[Start Listing]

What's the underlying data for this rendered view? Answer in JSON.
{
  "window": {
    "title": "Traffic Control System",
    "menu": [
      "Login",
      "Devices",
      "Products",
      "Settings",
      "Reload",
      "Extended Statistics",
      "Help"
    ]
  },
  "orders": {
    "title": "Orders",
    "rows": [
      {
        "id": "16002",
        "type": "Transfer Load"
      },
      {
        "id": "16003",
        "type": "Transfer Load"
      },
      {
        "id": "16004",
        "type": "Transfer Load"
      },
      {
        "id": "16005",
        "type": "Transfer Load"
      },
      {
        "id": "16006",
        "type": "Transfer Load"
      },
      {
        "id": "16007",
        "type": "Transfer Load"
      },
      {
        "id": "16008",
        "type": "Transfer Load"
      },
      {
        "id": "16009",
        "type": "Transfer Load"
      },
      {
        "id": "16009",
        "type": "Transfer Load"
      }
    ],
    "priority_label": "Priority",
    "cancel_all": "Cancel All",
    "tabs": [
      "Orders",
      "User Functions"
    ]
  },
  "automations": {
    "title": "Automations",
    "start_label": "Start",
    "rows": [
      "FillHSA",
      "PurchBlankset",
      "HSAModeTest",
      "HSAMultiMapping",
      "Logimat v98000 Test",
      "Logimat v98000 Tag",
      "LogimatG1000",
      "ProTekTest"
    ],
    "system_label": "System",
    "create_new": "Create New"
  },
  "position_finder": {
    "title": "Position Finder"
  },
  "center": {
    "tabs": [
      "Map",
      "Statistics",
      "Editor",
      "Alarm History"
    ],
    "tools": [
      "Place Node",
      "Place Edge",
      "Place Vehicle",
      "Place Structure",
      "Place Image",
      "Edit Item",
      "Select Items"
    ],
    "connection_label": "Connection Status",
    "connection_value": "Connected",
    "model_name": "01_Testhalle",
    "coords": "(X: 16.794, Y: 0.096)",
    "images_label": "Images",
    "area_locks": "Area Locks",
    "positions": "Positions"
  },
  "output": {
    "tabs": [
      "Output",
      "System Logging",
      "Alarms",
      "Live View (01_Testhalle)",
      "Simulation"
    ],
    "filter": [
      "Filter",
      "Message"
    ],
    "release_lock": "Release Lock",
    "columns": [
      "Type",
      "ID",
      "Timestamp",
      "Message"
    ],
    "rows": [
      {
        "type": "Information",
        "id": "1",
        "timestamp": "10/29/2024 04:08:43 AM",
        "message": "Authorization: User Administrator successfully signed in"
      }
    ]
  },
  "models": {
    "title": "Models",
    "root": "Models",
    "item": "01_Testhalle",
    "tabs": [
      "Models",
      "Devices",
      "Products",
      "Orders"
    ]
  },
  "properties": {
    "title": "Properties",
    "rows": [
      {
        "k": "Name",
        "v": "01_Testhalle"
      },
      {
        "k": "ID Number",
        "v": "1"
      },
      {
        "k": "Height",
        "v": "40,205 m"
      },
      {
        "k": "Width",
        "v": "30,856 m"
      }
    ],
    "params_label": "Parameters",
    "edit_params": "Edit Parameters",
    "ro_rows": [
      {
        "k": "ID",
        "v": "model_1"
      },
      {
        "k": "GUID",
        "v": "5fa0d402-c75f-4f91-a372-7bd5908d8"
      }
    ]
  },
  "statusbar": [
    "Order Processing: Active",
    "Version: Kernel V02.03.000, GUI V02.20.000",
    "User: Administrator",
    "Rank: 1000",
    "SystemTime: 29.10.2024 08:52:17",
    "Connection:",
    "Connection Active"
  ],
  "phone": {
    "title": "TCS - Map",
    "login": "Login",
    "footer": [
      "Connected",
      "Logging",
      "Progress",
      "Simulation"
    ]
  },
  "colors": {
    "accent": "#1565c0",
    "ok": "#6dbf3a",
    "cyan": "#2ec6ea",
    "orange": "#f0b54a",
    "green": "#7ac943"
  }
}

[End Listing]

Task description:
Repeat the material word for word, in full.

Task result:
What's the underlying data for this rendered view? Answer in JSON.
{
  "window": {
    "title": "Traffic Control System",
    "menu": [
      "Login",
      "Devices",
      "Products",
      "Settings",
      "Reload",
      "Extended Statistics",
      "Help"
    ]
  },
  "orders": {
    "title": "Orders",
    "rows": [
      {
        "id": "16002",
        "type": "Transfer Load"
      },
      {
        "id": "16003",
        "type": "Transfer Load"
      },
      {
        "id": "16004",
        "type": "Transfer Load"
      },
      {
        "id": "16005",
        "type": "Transfer Load"
      },
      {
        "id": "16006",
        "type": "Transfer Load"
      },
      {
        "id": "16007",
        "type": "Transfer Load"
      },
      {
        "id": "16008",
        "type": "Transfer Load"
      },
      {
        "id": "16009",
        "type": "Transfer Load"
      },
      {
        "id": "16009",
        "type": "Transfer Load"
      }
    ],
    "priority_label": "Priority",
    "cancel_all": "Cancel All",
    "tabs": [
      "Orders",
      "User Functions"
    ]
  },
  "automations": {
    "title": "Automations",
    "start_label": "Start",
    "rows": [
      "FillHSA",
      "PurchBlankset",
      "HSAModeTest",
      "HSAMultiMapping",
      "Logimat v98000 Test",
      "Logimat v98000 Tag",
      "LogimatG1000",
      "ProTekTest"
    ],
    "system_label": "System",
    "create_new": "Create New"
  },
  "position_finder": {
    "title": "Position Finder"
  },
  "center": {
    "tabs": [
      "Map",
      "Statistics",
      "Editor",
      "Alarm History"
    ],
    "tools": [
      "Place Node",
      "Place Edge",
      "Place Vehicle",
      "Place Structure",
      "Place Image",
      "Edit Item",
      "Select Items"
    ],
    "connection_label": "Connection Status",
    "connection_value": "Connected",
    "model_name": "01_Testhalle",
    "coords": "(X: 16.794, Y: 0.096)",
    "images_label": "Images",
    "area_locks": "Area Locks",
    "positions": "Positions"
  },
  "output": {
    "tabs": [
      "Output",
      "System Logging",
      "Alarms",
      "Live View (01_Testhalle)",
      "Simulation"
    ],
    "filter": [
      "Filter",
      "Message"
    ],
    "release_lock": "Release Lock",
    "columns": [
      "Type",
      "ID",
      "Timestamp",
      "Message"
    ],
    "rows": [
      {
        "type": "Information",
        "id": "1",
        "timestamp": "10/29/2024 04:08:43 AM",
        "message": "Authorization: User Administrator successfully signed in"
      }
    ]
  },
  "models": {
    "title": "Models",
    "root": "Models",
    "item": "01_Testhalle",
    "tabs": [
      "Models",
      "Devices",
      "Products",
      "Orders"
    ]
  },
  "properties": {
    "title": "Properties",
    "rows": [
      {
        "k": "Name",
        "v": "01_Testhalle"
      },
      {
        "k": "ID Number",
        "v": "1"
      },
      {
        "k": "Height",
        "v": "40,205 m"
      },
      {
        "k": "Width",
        "v": "30,856 m"
      }
    ],
    "params_label": "Parameters",
    "edit_params": "Edit Parameters",
    "ro_rows": [
      {
        "k": "ID",
        "v": "model_1"
      },
      {
        "k": "GUID",
        "v": "5fa0d402-c75f-4f91-a372-7bd5908d8"
      }
    ]
  },
  "statusbar": [
    "Order Processing: Active",
    "Version: Kernel V02.03.000, GUI V02.20.000",
    "User: Administrator",
    "Rank: 1000",
    "SystemTime: 29.10.2024 08:52:17",
    "Connection:",
    "Connection Active"
  ],
  "phone": {
    "title": "TCS - Map",
    "login": "Login",
    "footer": [
      "Connected",
      "Logging",
      "Progress",
      "Simulation"
    ]
  },
  "colors": {
    "accent": "#1565c0",
    "ok": "#6dbf3a",
    "cyan": "#2ec6ea",
    "orange": "#f0b54a",
    "green": "#7ac943"
  }
}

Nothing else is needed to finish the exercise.